# [Challenge]
Return every record exactly as written.
— Start of Task material —
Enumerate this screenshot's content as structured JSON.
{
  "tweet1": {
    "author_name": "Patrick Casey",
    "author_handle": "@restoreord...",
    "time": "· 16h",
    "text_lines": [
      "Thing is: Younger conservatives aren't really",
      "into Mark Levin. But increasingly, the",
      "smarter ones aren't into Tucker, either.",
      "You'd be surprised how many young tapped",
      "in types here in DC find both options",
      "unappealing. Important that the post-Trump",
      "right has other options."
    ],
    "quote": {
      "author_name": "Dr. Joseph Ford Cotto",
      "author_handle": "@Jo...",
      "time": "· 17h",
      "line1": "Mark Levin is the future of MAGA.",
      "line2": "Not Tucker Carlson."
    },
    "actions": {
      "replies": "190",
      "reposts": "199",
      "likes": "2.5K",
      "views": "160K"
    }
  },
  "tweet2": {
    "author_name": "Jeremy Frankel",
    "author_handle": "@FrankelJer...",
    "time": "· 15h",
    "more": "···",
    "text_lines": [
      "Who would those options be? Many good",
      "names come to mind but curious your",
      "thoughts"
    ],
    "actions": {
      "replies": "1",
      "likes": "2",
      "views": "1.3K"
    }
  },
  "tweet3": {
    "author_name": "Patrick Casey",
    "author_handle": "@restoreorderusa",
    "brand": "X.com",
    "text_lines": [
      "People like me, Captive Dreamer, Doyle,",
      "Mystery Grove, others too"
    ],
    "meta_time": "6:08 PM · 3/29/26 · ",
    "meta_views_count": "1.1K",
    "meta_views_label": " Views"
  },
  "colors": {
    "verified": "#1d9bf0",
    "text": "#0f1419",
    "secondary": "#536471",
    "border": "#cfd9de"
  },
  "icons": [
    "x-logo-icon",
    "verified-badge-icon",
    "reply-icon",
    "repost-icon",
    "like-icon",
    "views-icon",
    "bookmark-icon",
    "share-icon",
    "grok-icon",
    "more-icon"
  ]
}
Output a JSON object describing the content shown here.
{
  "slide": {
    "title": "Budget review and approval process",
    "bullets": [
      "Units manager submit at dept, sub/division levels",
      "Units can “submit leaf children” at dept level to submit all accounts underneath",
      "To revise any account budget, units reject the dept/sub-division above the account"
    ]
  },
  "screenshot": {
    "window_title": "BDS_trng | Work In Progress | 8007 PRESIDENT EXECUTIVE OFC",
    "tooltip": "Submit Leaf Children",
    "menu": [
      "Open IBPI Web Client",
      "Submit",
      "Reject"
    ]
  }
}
— End of Task material —
# [Answer to the problem]
Enumerate this screenshot's content as structured JSON.
{
  "tweet1": {
    "author_name": "Patrick Casey",
    "author_handle": "@restoreord...",
    "time": "· 16h",
    "text_lines": [
      "Thing is: Younger conservatives aren't really",
      "into Mark Levin. But increasingly, the",
      "smarter ones aren't into Tucker, either.",
      "You'd be surprised how many young tapped",
      "in types here in DC find both options",
      "unappealing. Important that the post-Trump",
      "right has other options."
    ],
    "quote": {
      "author_name": "Dr. Joseph Ford Cotto",
      "author_handle": "@Jo...",
      "time": "· 17h",
      "line1": "Mark Levin is the future of MAGA.",
      "line2": "Not Tucker Carlson."
    },
    "actions": {
      "replies": "190",
      "reposts": "199",
      "likes": "2.5K",
      "views": "160K"
    }
  },
  "tweet2": {
    "author_name": "Jeremy Frankel",
    "author_handle": "@FrankelJer...",
    "time": "· 15h",
    "more": "···",
    "text_lines": [
      "Who would those options be? Many good",
      "names come to mind but curious your",
      "thoughts"
    ],
    "actions": {
      "replies": "1",
      "likes": "2",
      "views": "1.3K"
    }
  },
  "tweet3": {
    "author_name": "Patrick Casey",
    "author_handle": "@restoreorderusa",
    "brand": "X.com",
    "text_lines": [
      "People like me, Captive Dreamer, Doyle,",
      "Mystery Grove, others too"
    ],
    "meta_time": "6:08 PM · 3/29/26 · ",
    "meta_views_count": "1.1K",
    "meta_views_label": " Views"
  },
  "colors": {
    "verified": "#1d9bf0",
    "text": "#0f1419",
    "secondary": "#536471",
    "border": "#cfd9de"
  },
  "icons": [
    "x-logo-icon",
    "verified-badge-icon",
    "reply-icon",
    "repost-icon",
    "like-icon",
    "views-icon",
    "bookmark-icon",
    "share-icon",
    "grok-icon",
    "more-icon"
  ]
}
Output a JSON object describing the content shown here.
{
  "slide": {
    "title": "Budget review and approval process",
    "bullets": [
      "Units manager submit at dept, sub/division levels",
      "Units can “submit leaf children” at dept level to submit all accounts underneath",
      "To revise any account budget, units reject the dept/sub-division above the account"
    ]
  },
  "screenshot": {
    "window_title": "BDS_trng | Work In Progress | 8007 PRESIDENT EXECUTIVE OFC",
    "tooltip": "Submit Leaf Children",
    "menu": [
      "Open IBPI Web Client",
      "Submit",
      "Reject"
    ]
  }
}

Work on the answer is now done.